Copy each line below that includes "exclude".

* start Data section *

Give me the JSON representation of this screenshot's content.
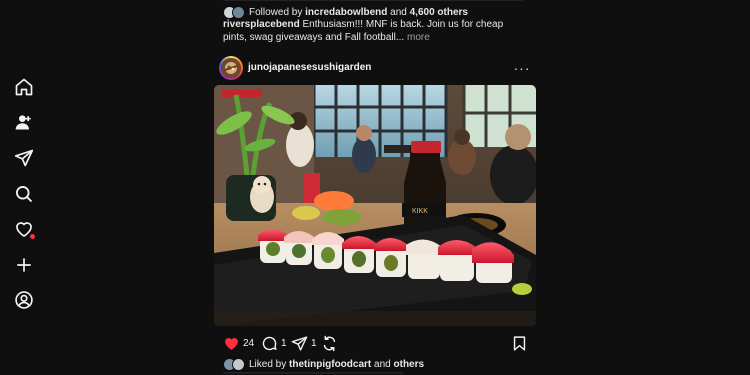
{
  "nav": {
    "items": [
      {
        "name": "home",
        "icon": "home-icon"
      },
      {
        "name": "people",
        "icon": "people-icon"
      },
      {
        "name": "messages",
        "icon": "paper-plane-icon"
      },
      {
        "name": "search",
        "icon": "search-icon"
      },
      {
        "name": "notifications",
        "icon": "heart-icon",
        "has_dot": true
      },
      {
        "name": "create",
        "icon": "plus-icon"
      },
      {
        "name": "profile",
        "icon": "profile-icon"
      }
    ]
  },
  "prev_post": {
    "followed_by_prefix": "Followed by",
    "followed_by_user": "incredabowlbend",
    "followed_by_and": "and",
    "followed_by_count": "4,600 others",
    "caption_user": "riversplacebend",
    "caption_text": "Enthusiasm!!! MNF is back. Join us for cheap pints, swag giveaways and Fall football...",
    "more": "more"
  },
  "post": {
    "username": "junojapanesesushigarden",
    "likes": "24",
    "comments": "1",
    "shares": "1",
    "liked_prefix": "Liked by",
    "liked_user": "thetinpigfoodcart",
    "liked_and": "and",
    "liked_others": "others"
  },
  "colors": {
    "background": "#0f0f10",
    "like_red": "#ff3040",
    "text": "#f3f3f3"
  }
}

* end Data section *
* start Data section *

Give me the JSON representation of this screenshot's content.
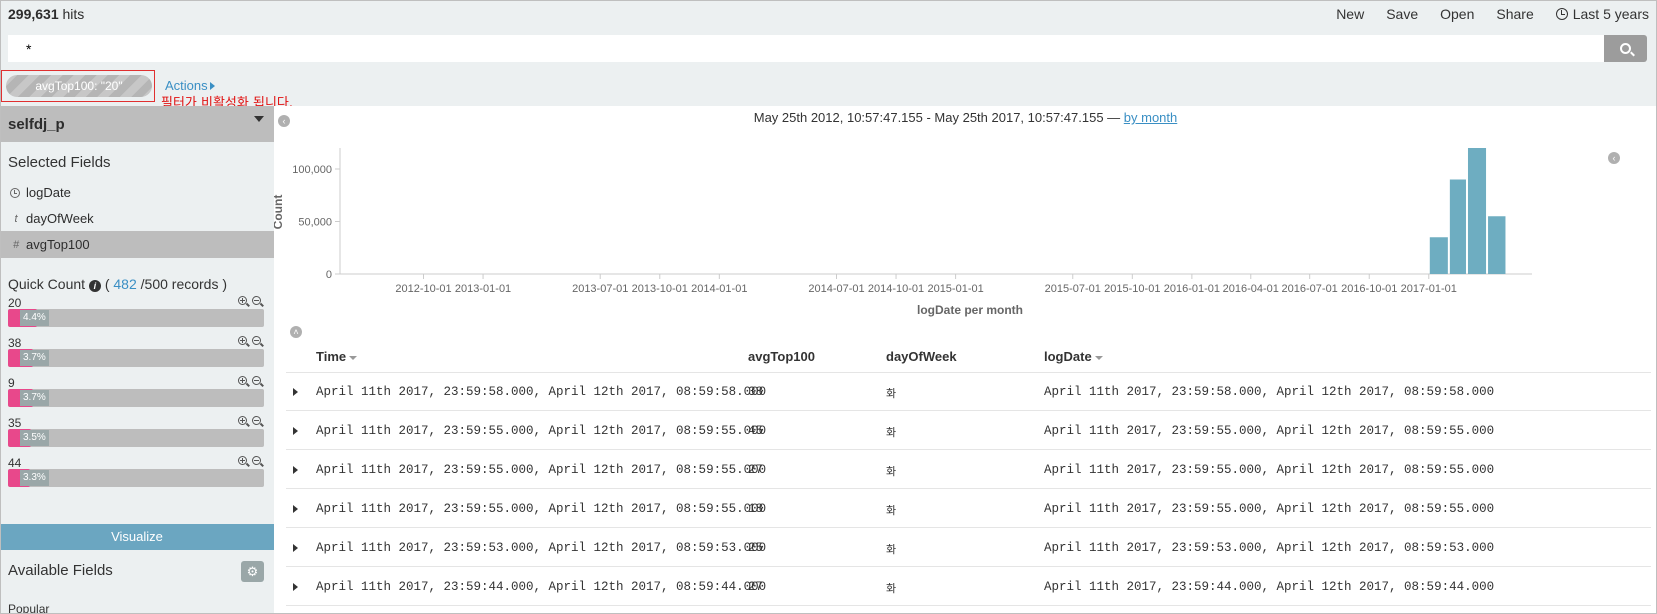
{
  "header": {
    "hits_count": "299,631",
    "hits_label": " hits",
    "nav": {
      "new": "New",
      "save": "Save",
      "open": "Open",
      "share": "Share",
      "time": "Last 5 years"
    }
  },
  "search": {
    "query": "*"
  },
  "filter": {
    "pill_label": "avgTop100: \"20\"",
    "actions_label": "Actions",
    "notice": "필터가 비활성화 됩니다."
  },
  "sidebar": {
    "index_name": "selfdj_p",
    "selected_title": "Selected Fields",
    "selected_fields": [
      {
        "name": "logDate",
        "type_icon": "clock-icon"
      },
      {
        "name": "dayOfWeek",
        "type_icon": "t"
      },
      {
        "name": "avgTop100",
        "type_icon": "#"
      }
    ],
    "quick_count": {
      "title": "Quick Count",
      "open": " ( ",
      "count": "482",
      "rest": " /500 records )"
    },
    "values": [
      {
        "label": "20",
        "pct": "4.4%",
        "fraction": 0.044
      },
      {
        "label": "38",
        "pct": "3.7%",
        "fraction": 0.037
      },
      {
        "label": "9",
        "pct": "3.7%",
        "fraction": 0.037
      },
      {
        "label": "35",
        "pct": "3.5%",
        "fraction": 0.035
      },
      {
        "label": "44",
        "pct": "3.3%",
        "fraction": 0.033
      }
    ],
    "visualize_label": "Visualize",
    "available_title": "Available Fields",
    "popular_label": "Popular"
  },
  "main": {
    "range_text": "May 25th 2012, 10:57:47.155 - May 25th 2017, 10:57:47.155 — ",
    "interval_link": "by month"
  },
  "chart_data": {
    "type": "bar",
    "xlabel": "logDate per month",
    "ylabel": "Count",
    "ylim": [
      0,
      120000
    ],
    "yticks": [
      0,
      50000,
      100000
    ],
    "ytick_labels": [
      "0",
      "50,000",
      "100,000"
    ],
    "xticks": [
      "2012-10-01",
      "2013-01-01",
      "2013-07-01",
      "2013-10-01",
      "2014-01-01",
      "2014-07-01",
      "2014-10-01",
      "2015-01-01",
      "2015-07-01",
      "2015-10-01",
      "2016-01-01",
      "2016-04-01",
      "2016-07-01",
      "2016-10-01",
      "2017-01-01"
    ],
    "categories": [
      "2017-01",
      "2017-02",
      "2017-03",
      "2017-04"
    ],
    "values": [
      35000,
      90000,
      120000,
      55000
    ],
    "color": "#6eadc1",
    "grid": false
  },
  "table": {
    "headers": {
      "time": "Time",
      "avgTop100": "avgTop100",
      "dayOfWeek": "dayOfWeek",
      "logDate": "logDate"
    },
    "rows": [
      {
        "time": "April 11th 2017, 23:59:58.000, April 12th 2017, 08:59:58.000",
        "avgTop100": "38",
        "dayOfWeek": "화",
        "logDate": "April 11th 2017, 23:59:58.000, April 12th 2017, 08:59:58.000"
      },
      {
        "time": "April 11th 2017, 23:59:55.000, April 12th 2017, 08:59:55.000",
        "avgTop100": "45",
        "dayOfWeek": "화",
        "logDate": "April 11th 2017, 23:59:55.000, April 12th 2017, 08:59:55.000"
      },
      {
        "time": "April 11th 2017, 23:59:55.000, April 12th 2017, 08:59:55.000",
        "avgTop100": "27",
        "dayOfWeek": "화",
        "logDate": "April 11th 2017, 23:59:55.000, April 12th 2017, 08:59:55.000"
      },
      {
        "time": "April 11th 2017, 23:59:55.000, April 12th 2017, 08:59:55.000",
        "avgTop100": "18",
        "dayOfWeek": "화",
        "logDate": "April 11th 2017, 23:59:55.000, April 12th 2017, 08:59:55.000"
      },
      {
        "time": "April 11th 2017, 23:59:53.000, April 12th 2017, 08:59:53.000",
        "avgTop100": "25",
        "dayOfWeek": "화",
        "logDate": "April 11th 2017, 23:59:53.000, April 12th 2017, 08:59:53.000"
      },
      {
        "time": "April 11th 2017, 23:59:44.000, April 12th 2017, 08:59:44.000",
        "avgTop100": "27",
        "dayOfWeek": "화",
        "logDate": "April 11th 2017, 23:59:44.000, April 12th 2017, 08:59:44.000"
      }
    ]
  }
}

* end Data section *
* start Data section *

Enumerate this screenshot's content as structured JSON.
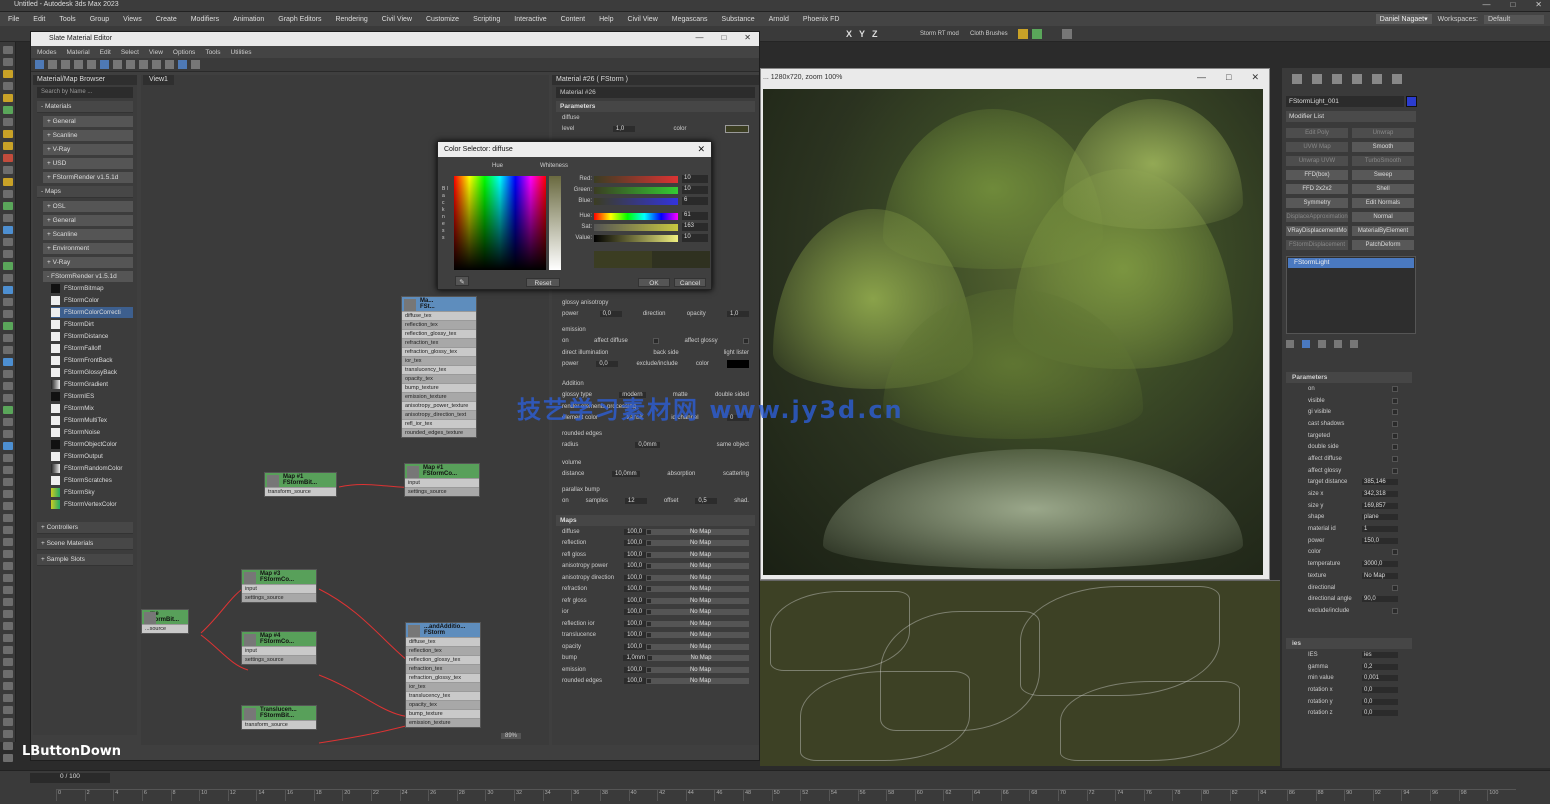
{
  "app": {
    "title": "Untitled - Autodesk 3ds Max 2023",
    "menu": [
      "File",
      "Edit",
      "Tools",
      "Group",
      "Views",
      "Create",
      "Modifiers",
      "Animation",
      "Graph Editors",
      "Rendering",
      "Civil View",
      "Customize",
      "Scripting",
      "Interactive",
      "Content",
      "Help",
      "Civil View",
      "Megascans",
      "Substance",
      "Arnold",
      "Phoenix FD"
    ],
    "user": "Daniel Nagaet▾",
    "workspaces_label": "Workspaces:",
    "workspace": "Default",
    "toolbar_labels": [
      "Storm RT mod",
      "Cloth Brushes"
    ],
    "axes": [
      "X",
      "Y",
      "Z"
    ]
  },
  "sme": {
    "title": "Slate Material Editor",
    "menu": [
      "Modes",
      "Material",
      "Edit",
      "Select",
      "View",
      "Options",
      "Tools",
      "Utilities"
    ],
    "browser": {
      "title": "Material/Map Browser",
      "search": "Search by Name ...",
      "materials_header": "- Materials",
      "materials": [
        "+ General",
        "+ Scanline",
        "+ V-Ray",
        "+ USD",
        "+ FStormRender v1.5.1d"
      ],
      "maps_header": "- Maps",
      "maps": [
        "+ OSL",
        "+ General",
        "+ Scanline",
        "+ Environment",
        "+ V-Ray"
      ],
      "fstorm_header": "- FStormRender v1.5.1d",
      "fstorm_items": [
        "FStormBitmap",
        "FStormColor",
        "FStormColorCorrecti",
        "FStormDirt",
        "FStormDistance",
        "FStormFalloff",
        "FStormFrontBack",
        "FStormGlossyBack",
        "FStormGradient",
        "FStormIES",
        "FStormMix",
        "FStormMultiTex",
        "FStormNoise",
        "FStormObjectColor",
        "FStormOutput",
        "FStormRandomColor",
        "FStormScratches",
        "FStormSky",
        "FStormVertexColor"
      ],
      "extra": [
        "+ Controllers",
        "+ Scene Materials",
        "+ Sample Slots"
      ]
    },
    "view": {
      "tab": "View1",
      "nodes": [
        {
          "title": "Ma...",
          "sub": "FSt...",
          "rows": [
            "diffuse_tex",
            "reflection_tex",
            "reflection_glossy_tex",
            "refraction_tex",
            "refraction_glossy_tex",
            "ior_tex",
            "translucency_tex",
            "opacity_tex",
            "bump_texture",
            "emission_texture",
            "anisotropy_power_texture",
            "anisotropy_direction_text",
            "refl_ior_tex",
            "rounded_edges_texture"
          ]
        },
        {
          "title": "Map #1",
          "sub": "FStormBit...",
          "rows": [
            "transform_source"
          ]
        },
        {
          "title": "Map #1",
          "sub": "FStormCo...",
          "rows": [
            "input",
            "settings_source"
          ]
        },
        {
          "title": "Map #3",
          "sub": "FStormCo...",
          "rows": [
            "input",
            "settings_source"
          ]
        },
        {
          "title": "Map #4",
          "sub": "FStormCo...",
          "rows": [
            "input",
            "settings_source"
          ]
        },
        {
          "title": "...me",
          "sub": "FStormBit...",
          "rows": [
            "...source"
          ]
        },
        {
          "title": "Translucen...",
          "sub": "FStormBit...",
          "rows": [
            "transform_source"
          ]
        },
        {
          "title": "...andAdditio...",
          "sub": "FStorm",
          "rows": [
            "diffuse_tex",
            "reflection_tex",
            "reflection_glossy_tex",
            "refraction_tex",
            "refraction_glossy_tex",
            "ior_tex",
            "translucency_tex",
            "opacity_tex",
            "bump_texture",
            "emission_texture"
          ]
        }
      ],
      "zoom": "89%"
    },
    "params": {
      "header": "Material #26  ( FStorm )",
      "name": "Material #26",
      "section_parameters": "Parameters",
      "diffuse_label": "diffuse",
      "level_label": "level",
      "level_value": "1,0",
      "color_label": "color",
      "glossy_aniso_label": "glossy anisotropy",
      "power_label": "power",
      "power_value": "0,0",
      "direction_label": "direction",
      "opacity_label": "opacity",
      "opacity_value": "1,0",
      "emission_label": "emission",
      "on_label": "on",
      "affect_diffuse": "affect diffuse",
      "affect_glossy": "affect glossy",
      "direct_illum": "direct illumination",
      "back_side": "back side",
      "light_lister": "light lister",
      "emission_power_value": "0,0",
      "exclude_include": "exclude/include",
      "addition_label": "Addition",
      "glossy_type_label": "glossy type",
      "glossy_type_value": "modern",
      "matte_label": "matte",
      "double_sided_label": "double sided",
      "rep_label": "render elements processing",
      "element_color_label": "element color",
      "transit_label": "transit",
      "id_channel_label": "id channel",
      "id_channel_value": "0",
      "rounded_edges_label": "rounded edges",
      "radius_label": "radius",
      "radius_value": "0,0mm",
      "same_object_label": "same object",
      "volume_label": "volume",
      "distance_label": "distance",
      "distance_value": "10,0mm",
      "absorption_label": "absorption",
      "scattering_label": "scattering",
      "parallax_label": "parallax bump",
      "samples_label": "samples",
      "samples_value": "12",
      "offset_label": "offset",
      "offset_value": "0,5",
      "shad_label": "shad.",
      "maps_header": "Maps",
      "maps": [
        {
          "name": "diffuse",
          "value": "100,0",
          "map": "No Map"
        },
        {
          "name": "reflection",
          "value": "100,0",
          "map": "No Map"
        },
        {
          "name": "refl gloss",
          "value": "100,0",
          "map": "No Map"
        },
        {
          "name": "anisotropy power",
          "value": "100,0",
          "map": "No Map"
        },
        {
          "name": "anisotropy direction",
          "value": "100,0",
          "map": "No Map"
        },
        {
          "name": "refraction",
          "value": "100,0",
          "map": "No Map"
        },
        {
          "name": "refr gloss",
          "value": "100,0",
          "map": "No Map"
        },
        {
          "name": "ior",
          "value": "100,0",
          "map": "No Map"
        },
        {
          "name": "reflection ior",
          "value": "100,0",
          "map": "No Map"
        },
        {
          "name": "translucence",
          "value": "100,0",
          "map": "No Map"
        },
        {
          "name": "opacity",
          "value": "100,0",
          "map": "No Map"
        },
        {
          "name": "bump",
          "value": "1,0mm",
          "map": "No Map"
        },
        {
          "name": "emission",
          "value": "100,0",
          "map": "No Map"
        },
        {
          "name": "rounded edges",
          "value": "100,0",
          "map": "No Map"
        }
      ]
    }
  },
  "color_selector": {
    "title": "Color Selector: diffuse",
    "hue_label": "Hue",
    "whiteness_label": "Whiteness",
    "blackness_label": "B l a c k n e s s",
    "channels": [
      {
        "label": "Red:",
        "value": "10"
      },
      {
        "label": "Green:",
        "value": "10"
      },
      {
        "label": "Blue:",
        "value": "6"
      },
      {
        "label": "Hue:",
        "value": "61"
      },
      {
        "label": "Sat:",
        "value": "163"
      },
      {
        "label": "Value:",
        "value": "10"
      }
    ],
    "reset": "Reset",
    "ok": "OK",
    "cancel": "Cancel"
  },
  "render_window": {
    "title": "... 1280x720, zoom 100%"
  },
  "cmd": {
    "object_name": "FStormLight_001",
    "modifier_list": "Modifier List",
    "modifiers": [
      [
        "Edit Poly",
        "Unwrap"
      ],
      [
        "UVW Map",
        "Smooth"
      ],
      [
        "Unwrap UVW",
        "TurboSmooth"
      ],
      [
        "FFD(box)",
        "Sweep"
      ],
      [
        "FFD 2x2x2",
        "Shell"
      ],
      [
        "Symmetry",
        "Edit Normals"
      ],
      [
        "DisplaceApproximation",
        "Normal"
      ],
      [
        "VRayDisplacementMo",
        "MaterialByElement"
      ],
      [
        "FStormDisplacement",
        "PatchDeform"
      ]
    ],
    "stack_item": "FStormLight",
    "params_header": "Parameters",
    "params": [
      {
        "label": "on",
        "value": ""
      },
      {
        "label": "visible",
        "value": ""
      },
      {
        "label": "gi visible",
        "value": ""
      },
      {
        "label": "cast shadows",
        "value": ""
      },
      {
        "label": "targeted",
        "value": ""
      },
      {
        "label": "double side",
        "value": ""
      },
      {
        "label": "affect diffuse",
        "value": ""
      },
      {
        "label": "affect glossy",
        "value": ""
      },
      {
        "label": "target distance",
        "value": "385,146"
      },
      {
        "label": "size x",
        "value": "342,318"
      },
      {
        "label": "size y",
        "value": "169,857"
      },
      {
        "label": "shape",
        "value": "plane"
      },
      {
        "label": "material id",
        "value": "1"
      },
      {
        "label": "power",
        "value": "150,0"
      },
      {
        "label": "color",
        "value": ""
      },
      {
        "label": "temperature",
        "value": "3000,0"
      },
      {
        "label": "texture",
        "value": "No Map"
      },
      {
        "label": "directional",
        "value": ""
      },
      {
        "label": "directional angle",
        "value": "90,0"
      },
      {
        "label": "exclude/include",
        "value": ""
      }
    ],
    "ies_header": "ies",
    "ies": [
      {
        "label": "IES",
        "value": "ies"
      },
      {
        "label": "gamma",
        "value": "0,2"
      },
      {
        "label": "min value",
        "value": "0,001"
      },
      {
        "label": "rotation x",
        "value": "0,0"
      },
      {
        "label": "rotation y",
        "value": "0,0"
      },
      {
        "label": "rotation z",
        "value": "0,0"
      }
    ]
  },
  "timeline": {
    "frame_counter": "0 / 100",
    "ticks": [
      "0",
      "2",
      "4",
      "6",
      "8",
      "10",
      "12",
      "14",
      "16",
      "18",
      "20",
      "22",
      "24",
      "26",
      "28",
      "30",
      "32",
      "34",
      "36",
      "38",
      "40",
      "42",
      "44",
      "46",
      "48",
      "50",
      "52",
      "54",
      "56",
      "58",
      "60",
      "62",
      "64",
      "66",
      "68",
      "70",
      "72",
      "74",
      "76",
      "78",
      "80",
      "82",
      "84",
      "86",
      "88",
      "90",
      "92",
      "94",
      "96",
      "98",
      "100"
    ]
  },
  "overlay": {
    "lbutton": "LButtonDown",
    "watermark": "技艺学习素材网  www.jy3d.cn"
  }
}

* end Data section *

▶ Answer to the exercise:
      "exclude_include": "exclude/include",
        "label": "exclude/include",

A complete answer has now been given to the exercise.